[SOURCE INFORMATION]

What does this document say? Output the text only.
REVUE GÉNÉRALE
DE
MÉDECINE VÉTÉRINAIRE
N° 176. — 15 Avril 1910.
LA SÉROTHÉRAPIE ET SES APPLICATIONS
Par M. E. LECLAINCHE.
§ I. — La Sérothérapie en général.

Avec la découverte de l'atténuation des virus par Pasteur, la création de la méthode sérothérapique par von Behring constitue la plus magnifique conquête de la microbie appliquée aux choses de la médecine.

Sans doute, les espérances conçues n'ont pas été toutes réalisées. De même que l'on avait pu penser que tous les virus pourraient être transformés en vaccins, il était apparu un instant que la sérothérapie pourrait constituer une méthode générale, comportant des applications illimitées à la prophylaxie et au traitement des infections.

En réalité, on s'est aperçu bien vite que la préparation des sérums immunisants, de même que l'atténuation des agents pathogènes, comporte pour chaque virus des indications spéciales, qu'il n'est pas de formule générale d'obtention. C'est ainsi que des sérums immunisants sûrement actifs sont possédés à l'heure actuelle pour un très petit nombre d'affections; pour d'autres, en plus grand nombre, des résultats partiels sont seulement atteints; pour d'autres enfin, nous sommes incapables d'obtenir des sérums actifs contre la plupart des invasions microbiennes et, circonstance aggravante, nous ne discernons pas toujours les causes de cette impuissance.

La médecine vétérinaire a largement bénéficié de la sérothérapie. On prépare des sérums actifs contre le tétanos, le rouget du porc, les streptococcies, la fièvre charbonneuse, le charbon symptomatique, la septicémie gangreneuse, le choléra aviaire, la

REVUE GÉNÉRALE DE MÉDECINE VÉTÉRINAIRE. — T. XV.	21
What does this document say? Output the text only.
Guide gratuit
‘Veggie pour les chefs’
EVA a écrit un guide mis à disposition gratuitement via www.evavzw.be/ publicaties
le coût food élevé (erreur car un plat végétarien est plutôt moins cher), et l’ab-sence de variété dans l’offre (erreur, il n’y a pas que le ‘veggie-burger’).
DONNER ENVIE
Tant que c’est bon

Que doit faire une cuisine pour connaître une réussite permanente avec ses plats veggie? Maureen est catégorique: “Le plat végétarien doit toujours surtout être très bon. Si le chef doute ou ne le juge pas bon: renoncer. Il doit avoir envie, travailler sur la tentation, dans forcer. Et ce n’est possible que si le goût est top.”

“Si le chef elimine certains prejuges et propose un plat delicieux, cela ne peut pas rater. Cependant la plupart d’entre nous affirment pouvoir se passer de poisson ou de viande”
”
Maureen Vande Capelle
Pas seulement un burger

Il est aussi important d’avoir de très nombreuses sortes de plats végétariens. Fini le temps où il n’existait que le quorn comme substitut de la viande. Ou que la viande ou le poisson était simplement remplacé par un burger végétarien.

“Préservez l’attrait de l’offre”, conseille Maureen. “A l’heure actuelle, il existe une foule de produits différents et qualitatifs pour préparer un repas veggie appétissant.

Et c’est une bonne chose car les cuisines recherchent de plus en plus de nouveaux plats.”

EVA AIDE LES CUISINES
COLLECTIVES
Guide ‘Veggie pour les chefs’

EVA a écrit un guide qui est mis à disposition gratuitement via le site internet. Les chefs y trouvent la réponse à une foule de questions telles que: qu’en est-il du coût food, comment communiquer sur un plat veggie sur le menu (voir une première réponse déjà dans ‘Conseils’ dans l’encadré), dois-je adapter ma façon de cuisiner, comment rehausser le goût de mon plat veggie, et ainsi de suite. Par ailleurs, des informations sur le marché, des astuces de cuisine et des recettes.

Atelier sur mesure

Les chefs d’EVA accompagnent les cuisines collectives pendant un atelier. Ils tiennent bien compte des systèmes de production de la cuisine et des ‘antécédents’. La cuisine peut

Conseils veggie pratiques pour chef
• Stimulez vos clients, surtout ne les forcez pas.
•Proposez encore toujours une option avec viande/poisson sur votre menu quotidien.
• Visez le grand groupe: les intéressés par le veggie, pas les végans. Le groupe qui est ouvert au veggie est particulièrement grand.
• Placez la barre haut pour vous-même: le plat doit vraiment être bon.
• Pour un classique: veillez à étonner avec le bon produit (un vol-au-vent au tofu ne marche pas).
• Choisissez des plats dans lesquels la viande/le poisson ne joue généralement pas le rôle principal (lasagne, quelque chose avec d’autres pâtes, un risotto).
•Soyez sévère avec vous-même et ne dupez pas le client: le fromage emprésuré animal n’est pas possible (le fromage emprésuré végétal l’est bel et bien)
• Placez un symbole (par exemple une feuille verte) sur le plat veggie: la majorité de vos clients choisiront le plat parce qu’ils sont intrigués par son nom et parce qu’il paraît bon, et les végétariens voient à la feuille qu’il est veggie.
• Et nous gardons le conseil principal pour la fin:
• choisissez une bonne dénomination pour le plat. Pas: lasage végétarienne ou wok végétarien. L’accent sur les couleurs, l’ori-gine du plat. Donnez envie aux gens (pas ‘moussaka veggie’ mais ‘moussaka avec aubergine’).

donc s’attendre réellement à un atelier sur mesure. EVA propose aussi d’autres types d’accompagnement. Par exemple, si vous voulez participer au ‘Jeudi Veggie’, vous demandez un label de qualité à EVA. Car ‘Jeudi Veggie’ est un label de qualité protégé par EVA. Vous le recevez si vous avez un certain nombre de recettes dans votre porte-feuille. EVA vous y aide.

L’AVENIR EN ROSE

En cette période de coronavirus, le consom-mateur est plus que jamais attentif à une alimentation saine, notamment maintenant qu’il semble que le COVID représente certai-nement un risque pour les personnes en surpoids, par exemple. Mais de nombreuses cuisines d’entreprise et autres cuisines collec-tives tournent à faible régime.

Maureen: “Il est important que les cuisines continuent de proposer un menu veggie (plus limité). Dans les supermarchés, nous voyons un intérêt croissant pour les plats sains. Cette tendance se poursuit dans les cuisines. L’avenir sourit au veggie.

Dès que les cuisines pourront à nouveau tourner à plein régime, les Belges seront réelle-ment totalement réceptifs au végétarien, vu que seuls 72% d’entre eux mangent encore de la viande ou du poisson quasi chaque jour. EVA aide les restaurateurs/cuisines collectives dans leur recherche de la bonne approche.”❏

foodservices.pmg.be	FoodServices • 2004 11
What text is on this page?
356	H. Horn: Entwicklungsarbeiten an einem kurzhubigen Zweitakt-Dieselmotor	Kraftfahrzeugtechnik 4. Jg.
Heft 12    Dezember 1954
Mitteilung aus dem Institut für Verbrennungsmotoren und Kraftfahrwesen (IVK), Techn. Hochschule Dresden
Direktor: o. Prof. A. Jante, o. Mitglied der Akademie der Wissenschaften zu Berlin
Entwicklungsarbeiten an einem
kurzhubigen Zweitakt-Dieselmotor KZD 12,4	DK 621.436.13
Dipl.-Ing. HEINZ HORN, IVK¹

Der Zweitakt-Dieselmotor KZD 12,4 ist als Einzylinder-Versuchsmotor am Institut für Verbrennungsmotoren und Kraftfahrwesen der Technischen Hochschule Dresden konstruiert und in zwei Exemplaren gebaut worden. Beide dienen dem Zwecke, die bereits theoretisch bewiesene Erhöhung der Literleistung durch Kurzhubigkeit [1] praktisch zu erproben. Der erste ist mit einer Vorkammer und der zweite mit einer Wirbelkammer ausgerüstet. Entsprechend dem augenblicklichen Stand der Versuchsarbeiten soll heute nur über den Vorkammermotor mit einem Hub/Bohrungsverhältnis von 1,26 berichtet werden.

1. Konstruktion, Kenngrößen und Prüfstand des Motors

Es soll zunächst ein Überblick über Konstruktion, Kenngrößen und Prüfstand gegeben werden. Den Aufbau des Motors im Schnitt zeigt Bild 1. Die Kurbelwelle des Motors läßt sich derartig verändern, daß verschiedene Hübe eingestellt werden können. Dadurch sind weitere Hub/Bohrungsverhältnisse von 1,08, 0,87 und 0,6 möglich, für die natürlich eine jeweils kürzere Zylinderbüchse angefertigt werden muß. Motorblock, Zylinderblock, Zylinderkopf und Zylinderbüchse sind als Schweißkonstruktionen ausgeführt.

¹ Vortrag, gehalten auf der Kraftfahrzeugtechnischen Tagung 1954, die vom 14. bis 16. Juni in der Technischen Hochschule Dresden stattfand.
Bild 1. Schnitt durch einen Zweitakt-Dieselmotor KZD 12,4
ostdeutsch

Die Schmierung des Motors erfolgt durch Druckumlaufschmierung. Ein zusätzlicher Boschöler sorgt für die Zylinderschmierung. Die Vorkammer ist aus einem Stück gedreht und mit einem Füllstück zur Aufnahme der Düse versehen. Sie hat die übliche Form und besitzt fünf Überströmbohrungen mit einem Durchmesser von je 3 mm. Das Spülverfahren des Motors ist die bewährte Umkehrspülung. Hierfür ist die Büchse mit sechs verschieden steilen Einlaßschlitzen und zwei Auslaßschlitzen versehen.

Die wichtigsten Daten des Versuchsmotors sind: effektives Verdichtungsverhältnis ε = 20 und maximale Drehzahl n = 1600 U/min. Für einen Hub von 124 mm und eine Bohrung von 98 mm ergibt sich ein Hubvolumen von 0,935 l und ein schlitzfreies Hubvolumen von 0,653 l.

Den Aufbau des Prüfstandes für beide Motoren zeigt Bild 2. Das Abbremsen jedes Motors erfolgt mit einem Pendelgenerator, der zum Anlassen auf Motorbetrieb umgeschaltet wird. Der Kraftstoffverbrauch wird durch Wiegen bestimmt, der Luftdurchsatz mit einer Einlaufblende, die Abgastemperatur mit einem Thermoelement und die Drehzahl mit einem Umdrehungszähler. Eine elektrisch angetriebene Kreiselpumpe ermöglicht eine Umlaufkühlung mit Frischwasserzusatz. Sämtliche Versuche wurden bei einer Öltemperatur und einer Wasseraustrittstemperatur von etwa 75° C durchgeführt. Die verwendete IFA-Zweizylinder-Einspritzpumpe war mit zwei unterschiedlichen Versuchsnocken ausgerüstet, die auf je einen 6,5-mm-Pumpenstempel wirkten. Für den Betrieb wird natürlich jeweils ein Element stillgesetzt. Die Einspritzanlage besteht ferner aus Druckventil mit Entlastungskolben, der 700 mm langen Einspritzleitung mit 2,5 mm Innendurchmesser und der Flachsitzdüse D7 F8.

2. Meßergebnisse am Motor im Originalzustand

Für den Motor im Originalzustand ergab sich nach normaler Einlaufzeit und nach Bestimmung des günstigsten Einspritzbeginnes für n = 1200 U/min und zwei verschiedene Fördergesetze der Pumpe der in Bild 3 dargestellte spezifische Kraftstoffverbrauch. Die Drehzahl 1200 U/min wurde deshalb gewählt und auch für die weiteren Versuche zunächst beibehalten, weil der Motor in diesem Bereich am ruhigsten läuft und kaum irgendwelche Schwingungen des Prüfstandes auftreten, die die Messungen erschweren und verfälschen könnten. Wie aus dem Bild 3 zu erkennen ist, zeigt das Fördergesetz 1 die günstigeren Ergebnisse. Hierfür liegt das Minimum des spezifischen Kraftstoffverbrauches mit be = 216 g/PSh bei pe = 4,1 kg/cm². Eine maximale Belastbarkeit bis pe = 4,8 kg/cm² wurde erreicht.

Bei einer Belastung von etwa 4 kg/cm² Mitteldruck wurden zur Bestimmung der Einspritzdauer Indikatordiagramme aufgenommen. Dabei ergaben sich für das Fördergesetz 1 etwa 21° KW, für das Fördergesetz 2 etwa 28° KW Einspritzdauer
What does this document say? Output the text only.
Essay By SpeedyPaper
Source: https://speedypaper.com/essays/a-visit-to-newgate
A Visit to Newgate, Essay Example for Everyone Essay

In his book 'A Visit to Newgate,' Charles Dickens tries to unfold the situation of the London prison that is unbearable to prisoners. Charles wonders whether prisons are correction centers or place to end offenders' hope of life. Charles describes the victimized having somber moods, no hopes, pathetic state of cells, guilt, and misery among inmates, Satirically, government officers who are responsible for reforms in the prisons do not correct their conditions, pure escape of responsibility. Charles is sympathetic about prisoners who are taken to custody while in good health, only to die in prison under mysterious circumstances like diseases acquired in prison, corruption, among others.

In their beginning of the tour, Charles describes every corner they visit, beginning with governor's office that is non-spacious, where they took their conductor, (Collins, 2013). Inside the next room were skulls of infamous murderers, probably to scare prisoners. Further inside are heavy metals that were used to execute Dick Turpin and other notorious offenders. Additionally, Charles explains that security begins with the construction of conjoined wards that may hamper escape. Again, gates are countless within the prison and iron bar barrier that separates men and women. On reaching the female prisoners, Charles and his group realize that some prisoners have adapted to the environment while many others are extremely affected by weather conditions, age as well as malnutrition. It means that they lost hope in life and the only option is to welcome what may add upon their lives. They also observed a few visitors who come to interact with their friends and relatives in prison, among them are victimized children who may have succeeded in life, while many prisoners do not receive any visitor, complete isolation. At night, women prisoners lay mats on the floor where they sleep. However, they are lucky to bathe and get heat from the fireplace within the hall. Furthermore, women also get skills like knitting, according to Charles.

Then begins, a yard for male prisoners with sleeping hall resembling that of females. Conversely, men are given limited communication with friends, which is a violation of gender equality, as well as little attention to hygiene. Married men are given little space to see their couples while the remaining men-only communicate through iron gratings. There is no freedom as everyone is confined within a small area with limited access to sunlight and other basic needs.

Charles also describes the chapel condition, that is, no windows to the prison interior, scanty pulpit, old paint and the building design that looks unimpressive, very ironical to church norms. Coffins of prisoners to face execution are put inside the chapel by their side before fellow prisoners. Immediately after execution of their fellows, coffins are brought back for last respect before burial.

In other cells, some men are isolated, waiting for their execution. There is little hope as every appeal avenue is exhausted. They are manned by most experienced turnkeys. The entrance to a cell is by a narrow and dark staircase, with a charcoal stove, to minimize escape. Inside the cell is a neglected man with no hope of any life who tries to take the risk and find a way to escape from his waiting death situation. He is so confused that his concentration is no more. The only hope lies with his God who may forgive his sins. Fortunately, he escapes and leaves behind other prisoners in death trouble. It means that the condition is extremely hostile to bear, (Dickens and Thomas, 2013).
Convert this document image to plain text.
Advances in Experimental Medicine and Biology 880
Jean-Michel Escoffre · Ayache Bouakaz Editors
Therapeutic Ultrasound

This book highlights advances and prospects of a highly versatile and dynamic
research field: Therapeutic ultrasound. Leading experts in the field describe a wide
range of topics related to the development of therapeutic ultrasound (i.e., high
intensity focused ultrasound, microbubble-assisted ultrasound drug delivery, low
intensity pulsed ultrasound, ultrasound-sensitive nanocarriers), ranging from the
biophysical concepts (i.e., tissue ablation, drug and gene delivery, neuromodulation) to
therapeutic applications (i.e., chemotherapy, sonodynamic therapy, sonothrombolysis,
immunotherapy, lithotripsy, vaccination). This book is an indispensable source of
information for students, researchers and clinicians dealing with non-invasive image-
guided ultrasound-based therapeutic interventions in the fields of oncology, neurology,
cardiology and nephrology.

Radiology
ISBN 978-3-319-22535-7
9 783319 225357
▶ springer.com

[/SOURCE INFORMATION]

◆ **GOAL OF THE EXERCISE**: Looking at the data above, report how many of its lines include the word "hall". The number alone is the answer.

◆ **RESULT FOR THIS EXERCISE**: 2